> [EXERCISE BRIEF] Retype the material word for word.

(Figure data in JSON)
--------

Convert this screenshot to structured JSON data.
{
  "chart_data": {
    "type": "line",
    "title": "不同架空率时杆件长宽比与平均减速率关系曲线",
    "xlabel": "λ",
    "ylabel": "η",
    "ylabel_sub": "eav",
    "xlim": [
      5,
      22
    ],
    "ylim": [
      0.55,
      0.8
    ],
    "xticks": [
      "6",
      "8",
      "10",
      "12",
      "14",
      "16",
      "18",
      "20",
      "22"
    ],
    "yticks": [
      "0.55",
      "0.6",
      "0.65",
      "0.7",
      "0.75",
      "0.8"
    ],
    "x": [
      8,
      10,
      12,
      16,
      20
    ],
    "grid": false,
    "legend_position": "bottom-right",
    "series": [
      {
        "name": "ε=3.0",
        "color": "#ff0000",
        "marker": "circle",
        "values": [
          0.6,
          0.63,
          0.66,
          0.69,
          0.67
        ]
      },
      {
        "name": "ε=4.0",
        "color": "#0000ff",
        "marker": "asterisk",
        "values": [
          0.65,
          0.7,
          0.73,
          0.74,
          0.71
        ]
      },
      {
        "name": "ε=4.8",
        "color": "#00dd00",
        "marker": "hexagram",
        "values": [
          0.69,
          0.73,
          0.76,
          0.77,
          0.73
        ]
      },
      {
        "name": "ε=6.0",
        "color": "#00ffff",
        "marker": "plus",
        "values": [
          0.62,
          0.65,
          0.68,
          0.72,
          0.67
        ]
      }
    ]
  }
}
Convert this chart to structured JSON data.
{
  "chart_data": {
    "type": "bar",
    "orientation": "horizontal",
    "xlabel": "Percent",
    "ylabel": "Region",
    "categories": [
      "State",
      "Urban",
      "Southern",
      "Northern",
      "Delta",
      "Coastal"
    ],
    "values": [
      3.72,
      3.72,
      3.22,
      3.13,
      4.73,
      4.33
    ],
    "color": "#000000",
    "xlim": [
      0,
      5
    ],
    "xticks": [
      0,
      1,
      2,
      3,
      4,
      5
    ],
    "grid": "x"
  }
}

--------

> [TASK SOLUTION]
Convert this screenshot to structured JSON data.
{
  "chart_data": {
    "type": "line",
    "title": "不同架空率时杆件长宽比与平均减速率关系曲线",
    "xlabel": "λ",
    "ylabel": "η",
    "ylabel_sub": "eav",
    "xlim": [
      5,
      22
    ],
    "ylim": [
      0.55,
      0.8
    ],
    "xticks": [
      "6",
      "8",
      "10",
      "12",
      "14",
      "16",
      "18",
      "20",
      "22"
    ],
    "yticks": [
      "0.55",
      "0.6",
      "0.65",
      "0.7",
      "0.75",
      "0.8"
    ],
    "x": [
      8,
      10,
      12,
      16,
      20
    ],
    "grid": false,
    "legend_position": "bottom-right",
    "series": [
      {
        "name": "ε=3.0",
        "color": "#ff0000",
        "marker": "circle",
        "values": [
          0.6,
          0.63,
          0.66,
          0.69,
          0.67
        ]
      },
      {
        "name": "ε=4.0",
        "color": "#0000ff",
        "marker": "asterisk",
        "values": [
          0.65,
          0.7,
          0.73,
          0.74,
          0.71
        ]
      },
      {
        "name": "ε=4.8",
        "color": "#00dd00",
        "marker": "hexagram",
        "values": [
          0.69,
          0.73,
          0.76,
          0.77,
          0.73
        ]
      },
      {
        "name": "ε=6.0",
        "color": "#00ffff",
        "marker": "plus",
        "values": [
          0.62,
          0.65,
          0.68,
          0.72,
          0.67
        ]
      }
    ]
  }
}
Convert this chart to structured JSON data.
{
  "chart_data": {
    "type": "bar",
    "orientation": "horizontal",
    "xlabel": "Percent",
    "ylabel": "Region",
    "categories": [
      "State",
      "Urban",
      "Southern",
      "Northern",
      "Delta",
      "Coastal"
    ],
    "values": [
      3.72,
      3.72,
      3.22,
      3.13,
      4.73,
      4.33
    ],
    "color": "#000000",
    "xlim": [
      0,
      5
    ],
    "xticks": [
      0,
      1,
      2,
      3,
      4,
      5
    ],
    "grid": "x"
  }
}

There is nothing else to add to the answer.